TO DO
Transcribe every line exactly and omit anything that is a picture.

• • •

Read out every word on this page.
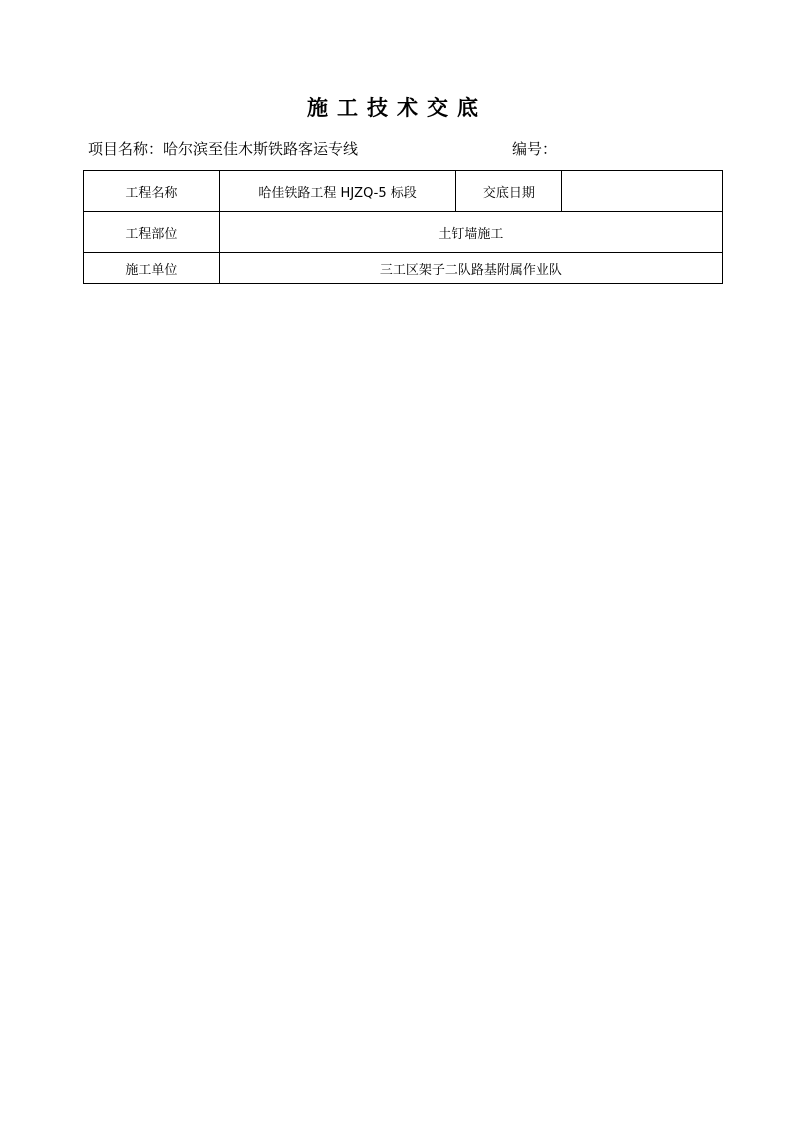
施工技术交底
项目名称：哈尔滨至佳木斯铁路客运专线	编号：
工程名称	哈佳铁路工程 HJZQ-5 标段	交底日期	
工程部位	土钉墙施工		
施工单位	三工区架子二队路基附属作业队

• • •

WRITTEN SOLUTION
Read out every word on this page.
施工技术交底
项目名称：哈尔滨至佳木斯铁路客运专线	编号：
工程名称	哈佳铁路工程 HJZQ-5 标段	交底日期	
工程部位	土钉墙施工		
施工单位	三工区架子二队路基附属作业队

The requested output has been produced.